>> START Records

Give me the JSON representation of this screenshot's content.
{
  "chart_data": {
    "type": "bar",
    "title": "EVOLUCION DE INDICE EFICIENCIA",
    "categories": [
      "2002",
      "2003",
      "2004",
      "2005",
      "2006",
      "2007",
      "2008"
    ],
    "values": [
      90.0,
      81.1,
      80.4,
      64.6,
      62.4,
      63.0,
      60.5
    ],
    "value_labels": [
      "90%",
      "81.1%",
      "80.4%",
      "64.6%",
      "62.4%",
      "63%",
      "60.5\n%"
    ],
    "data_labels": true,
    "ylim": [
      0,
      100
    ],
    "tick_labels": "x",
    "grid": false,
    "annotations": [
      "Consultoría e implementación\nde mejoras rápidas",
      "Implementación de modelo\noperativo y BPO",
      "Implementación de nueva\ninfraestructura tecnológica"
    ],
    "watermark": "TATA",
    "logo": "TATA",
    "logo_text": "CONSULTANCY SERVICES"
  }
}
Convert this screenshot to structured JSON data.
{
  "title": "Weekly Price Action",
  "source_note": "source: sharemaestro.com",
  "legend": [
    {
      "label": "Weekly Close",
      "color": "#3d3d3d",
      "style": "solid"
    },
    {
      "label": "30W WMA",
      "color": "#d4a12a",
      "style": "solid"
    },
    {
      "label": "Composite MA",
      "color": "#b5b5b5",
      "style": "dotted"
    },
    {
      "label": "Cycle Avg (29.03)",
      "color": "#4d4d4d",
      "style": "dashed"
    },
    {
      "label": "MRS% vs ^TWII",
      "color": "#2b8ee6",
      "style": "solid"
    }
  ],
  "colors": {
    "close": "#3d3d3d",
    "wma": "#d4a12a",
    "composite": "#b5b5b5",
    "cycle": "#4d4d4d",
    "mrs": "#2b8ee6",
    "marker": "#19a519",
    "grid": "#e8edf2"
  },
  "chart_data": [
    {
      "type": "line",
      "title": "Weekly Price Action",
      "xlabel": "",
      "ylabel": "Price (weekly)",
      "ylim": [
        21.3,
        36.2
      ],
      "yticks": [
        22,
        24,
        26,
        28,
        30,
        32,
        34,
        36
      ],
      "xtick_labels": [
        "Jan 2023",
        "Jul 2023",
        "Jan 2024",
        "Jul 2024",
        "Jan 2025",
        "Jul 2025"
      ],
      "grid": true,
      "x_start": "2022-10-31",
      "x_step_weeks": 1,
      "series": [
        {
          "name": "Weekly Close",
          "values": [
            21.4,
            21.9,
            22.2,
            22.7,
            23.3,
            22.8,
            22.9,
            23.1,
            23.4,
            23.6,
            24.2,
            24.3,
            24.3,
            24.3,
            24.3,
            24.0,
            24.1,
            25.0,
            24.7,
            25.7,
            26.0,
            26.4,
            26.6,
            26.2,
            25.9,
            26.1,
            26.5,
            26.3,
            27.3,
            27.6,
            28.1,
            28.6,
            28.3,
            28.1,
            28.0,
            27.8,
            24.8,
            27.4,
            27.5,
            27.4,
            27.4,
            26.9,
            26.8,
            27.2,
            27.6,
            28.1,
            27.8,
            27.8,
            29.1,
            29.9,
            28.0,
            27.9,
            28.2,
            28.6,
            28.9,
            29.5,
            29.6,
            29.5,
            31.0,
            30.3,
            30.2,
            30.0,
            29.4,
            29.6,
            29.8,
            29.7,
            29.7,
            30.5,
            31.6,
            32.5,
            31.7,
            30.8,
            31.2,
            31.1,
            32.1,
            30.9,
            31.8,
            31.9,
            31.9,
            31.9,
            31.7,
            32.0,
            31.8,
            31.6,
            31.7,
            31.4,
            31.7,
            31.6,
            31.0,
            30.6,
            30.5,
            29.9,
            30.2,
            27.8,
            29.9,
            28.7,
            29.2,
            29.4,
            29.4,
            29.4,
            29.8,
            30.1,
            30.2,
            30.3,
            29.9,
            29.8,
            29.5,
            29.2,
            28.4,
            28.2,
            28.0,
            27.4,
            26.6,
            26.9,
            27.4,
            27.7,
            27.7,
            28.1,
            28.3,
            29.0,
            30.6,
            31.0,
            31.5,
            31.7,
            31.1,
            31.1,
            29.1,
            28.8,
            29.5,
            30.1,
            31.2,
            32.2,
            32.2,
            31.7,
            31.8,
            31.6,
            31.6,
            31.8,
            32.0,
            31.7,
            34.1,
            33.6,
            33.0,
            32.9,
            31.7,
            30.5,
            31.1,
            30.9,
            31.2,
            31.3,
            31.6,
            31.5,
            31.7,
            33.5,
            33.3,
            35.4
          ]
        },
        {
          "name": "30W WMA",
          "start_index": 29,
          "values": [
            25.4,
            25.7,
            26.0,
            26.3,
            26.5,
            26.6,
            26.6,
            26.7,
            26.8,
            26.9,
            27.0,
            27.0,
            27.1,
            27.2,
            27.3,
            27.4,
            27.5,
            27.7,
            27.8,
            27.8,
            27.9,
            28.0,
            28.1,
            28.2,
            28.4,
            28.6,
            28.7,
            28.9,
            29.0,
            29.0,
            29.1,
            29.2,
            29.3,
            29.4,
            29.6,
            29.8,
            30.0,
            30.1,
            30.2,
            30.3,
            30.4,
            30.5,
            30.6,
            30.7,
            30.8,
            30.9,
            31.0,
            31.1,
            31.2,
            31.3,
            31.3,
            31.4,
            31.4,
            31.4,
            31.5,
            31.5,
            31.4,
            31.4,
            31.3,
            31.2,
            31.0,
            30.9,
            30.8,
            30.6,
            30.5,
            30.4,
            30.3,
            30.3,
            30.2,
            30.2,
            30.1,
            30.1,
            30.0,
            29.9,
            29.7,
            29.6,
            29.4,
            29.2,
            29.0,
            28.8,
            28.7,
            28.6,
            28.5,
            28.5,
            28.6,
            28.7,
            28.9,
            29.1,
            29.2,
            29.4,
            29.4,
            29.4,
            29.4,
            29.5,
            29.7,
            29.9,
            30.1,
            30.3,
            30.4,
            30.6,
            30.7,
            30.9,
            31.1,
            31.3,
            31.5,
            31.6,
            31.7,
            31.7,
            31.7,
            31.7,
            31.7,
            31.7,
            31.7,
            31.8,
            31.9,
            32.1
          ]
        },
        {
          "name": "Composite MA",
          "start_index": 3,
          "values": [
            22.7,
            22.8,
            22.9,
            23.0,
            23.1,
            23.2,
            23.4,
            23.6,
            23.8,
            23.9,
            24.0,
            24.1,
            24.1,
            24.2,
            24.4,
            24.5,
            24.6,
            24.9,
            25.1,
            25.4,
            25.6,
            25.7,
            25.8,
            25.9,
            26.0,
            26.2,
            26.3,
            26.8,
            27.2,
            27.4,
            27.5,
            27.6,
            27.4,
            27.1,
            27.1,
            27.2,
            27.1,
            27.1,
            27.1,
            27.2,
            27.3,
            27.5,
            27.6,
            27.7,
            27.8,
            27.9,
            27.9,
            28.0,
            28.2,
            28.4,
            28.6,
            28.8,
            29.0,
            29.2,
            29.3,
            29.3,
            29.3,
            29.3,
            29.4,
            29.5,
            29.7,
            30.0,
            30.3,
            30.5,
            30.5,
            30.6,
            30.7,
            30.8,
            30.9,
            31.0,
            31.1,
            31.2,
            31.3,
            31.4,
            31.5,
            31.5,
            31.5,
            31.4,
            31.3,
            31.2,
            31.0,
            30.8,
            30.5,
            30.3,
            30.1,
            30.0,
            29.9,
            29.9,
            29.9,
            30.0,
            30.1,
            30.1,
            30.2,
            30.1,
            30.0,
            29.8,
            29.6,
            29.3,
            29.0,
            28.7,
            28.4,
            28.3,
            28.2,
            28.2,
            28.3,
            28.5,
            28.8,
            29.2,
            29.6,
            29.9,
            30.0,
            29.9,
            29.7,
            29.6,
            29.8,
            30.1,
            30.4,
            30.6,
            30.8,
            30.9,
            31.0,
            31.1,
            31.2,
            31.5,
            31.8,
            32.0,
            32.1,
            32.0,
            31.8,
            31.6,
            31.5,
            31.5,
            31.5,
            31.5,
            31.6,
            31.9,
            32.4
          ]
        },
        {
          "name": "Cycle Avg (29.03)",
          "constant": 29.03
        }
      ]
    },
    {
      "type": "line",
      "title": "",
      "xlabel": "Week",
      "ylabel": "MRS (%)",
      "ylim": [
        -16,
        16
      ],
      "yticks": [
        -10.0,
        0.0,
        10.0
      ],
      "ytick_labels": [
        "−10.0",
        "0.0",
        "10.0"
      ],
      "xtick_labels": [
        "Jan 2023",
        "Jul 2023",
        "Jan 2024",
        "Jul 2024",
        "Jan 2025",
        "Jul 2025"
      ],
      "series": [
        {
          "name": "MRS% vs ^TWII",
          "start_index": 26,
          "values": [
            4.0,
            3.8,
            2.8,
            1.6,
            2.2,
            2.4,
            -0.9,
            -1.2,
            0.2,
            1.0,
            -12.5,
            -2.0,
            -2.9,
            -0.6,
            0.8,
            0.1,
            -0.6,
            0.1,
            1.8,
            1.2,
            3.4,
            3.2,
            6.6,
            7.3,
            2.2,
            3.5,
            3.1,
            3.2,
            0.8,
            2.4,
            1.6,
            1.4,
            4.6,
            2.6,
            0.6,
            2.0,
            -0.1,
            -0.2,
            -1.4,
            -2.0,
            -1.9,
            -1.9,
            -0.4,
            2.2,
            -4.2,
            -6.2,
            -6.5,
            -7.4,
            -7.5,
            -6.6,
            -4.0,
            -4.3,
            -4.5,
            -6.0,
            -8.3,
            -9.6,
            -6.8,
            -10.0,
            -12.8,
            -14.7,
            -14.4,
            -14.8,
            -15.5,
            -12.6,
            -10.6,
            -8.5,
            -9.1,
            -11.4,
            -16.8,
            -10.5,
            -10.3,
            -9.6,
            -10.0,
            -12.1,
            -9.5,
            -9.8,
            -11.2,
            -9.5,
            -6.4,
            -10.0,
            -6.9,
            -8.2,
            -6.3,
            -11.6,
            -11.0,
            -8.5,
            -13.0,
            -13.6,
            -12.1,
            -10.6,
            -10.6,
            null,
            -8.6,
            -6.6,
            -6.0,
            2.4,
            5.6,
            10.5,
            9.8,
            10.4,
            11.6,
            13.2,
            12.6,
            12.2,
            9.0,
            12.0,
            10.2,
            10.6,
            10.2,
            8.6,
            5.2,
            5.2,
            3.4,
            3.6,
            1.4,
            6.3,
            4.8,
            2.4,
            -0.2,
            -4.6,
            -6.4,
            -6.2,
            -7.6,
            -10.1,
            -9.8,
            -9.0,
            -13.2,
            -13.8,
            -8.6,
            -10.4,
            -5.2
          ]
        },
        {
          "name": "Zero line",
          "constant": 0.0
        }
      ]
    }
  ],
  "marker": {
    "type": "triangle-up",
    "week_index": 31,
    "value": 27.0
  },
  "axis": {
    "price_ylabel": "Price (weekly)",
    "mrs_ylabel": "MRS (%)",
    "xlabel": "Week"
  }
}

>> END Records

• [Exercise objective]
Copy each line that contains the word "screenshot".

• [Task response]
Give me the JSON representation of this screenshot's content.
Convert this screenshot to structured JSON data.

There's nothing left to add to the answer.